● **EXERCISE DETAILS**
Scan the following material for the string "Number" and copy each line in which it appears.

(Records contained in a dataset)
────────────────
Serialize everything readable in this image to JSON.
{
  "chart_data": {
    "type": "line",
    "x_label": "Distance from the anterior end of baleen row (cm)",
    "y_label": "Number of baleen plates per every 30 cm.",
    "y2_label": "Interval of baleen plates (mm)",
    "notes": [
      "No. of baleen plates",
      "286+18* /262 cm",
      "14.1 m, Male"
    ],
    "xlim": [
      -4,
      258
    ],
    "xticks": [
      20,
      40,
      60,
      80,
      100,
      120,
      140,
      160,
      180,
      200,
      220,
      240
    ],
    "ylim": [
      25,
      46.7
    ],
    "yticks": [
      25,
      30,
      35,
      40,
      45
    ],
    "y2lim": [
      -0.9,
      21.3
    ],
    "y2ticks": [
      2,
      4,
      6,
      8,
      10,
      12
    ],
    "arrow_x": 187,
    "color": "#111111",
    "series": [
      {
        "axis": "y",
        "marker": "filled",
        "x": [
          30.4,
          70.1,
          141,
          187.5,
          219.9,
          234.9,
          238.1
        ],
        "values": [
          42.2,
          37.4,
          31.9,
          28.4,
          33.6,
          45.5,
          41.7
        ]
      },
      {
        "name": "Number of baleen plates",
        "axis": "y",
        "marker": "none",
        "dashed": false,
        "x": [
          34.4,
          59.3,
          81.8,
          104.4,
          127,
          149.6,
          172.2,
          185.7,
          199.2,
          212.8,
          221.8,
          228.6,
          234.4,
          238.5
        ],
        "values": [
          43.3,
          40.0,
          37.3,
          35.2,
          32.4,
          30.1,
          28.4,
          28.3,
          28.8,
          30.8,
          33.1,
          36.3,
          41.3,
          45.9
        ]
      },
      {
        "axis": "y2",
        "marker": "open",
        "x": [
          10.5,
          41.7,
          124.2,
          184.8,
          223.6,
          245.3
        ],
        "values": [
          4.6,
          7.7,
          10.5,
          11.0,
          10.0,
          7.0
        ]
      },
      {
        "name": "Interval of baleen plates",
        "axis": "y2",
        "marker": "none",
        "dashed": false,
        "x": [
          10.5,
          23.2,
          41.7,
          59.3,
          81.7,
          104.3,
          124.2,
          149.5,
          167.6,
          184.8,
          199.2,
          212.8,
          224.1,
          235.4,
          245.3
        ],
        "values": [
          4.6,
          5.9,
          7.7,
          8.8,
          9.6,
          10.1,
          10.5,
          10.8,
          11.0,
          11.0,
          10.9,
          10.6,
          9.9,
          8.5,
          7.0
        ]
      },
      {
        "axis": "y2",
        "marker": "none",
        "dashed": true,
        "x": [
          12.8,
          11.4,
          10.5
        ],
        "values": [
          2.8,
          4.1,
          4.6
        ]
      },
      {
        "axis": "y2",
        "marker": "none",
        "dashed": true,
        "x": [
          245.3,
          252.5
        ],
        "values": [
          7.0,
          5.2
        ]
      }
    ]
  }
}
────────────────
● **EXERCISE ANSWER**
    "y_label": "Number of baleen plates per every 30 cm.",
        "name": "Number of baleen plates",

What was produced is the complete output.